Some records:
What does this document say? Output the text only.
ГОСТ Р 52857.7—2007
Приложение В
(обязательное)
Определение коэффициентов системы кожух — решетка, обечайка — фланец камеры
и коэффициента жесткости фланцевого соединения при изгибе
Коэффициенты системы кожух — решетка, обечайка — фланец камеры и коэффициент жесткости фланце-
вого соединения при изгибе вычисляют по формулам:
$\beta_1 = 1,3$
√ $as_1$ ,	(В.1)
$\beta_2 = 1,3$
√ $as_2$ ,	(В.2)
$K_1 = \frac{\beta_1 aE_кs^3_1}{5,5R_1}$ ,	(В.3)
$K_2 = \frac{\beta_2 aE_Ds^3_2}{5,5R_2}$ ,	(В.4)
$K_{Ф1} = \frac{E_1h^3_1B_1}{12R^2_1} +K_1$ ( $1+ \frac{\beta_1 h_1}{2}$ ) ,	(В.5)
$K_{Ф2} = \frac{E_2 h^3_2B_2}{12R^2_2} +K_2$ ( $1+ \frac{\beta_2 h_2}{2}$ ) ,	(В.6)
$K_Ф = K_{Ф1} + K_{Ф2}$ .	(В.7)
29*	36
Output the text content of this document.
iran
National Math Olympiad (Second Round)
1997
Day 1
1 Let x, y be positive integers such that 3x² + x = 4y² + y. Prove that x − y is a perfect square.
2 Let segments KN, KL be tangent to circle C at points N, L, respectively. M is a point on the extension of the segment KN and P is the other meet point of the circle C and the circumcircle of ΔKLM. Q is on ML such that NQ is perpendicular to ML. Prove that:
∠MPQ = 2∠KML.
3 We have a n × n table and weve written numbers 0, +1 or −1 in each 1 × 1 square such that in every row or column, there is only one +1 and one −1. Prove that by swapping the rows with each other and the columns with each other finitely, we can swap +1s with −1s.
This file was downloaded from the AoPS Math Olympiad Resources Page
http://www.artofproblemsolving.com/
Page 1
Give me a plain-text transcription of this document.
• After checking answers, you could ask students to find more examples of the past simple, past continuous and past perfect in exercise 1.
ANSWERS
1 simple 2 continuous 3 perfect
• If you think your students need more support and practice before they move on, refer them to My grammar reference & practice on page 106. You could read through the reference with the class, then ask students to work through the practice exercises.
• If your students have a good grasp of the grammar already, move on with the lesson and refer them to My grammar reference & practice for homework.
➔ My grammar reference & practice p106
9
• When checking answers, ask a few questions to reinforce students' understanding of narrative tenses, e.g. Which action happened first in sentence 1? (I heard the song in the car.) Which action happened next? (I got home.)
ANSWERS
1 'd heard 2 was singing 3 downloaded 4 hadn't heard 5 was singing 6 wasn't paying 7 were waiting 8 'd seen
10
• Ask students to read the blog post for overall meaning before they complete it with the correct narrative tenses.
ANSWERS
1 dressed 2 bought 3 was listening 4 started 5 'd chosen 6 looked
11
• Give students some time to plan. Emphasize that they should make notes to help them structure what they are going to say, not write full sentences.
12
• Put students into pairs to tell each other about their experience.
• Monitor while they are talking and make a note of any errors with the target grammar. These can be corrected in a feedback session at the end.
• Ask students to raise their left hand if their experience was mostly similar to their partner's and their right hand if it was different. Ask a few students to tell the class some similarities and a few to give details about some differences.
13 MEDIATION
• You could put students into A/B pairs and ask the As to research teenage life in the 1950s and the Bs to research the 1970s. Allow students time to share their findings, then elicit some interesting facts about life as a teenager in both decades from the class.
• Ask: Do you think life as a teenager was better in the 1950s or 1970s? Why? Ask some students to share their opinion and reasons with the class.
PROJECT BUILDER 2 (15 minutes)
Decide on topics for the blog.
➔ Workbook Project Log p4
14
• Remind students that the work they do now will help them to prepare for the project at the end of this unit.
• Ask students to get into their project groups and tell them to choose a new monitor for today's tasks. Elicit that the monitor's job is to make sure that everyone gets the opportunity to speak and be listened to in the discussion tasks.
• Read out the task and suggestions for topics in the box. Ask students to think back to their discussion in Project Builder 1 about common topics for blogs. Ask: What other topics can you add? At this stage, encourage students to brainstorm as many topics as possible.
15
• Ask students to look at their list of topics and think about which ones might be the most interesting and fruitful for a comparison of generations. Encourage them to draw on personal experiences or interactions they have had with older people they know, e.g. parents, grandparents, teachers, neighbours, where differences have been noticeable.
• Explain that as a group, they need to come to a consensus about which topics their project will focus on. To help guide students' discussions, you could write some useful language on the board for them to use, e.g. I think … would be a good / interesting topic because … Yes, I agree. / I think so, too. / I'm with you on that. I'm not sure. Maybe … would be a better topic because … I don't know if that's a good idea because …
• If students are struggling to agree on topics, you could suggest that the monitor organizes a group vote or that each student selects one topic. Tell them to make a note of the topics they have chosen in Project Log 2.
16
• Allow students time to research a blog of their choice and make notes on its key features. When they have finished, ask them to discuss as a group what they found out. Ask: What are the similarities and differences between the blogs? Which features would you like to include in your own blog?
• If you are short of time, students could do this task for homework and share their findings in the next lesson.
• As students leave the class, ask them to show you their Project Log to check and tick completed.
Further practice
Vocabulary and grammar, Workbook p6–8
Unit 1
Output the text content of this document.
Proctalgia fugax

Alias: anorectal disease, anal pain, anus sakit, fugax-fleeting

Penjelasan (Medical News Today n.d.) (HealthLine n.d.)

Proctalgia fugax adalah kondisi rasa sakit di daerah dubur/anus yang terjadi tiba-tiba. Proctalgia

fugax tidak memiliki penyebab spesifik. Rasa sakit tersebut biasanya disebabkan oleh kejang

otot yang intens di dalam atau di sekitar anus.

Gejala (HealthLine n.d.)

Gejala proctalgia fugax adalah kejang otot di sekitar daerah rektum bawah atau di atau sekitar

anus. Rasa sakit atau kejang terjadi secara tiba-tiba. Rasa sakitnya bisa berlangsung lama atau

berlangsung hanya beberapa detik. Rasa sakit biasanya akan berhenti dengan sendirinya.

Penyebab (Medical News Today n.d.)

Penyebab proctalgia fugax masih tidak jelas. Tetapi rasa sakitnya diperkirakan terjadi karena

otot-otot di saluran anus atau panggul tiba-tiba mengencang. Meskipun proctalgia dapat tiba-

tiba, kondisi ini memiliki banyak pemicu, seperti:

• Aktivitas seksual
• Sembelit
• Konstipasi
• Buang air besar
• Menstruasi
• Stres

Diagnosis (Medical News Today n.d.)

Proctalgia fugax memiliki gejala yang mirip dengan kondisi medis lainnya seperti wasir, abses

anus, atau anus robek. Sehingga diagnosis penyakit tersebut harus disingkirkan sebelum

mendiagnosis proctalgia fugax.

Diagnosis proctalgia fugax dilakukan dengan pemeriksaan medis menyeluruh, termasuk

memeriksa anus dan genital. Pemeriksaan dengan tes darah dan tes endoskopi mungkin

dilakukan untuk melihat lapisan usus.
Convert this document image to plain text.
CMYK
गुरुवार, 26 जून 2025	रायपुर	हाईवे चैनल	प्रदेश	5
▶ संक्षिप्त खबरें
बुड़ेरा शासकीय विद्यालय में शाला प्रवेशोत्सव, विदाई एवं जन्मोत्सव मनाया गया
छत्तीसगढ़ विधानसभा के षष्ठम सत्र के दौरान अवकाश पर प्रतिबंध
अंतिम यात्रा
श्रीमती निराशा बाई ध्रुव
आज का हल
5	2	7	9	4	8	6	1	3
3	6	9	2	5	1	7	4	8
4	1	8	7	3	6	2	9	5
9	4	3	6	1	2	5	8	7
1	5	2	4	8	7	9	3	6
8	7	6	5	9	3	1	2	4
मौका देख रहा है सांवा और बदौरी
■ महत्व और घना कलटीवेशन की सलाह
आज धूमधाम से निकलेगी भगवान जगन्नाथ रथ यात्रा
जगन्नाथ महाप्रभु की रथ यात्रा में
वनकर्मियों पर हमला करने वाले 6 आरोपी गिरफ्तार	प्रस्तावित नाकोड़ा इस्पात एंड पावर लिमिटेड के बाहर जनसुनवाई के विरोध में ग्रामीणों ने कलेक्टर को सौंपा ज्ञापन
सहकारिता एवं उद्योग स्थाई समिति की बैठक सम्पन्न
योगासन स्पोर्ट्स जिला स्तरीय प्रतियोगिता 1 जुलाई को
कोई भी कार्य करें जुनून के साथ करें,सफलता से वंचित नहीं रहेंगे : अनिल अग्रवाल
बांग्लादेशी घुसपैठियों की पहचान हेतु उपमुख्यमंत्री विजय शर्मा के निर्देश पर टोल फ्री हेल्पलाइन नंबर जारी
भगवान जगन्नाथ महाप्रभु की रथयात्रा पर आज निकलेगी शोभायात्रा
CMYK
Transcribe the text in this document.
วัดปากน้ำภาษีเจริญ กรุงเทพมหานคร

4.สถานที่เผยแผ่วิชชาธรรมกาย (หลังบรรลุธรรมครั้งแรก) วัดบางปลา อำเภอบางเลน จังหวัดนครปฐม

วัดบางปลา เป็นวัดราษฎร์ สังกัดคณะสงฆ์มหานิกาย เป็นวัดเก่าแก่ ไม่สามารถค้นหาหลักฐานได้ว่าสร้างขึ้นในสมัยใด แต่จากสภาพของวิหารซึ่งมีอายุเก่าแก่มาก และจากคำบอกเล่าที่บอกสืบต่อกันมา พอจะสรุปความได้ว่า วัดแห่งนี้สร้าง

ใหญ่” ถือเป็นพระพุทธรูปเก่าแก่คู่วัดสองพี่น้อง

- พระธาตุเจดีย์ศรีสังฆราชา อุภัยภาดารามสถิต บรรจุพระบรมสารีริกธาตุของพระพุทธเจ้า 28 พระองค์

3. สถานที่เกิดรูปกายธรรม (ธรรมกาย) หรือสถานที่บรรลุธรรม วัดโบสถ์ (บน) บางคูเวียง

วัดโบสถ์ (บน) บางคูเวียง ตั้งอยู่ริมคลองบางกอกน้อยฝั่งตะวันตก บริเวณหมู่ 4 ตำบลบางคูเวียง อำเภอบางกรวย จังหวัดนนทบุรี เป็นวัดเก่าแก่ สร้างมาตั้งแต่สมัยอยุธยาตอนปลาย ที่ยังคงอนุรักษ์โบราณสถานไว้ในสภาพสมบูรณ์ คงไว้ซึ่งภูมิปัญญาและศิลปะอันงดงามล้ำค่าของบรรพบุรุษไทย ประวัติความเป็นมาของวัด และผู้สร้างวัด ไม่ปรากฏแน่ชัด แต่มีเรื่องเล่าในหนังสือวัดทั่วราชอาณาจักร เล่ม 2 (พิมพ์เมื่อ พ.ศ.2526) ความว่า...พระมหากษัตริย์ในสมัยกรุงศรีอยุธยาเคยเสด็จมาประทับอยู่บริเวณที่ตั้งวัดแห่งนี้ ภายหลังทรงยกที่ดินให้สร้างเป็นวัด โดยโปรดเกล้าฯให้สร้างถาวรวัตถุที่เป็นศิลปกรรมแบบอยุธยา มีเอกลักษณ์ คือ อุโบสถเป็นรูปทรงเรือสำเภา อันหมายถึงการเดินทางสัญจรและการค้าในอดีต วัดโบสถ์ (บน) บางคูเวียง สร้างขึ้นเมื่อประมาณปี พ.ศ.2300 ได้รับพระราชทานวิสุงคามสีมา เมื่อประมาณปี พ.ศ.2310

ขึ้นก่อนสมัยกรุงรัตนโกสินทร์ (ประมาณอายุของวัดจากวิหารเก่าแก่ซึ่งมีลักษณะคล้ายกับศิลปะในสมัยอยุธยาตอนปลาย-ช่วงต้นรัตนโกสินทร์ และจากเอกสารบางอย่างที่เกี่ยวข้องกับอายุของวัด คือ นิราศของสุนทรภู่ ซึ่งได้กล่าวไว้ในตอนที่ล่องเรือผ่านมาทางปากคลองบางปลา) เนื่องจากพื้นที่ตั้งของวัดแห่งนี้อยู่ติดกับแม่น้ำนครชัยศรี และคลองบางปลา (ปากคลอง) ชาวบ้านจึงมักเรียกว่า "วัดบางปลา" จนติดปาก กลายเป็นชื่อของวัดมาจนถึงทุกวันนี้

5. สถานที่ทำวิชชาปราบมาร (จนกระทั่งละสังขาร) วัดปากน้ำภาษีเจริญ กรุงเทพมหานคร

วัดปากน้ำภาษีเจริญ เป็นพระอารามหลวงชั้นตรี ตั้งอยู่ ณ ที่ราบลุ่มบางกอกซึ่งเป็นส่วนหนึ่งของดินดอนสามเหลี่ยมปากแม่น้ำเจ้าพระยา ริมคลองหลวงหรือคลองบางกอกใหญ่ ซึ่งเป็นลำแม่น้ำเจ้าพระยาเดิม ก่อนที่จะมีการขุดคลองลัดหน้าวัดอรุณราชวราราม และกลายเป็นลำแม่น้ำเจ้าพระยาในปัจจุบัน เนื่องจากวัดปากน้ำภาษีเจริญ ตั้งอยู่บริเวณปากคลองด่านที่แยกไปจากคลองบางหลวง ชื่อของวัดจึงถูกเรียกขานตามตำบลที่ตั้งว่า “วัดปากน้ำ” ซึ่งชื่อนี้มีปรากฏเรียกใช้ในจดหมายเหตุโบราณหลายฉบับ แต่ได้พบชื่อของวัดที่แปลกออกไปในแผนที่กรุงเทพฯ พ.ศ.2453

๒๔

**Set problem:**
Where a line holds the string "memiliki", copy that line.

**Answer for this exercise:**
fugax tidak memiliki penyebab spesifik. Rasa sakit tersebut biasanya disebabkan oleh kejang
tiba, kondisi ini memiliki banyak pemicu, seperti:
Proctalgia fugax memiliki gejala yang mirip dengan kondisi medis lainnya seperti wasir, abses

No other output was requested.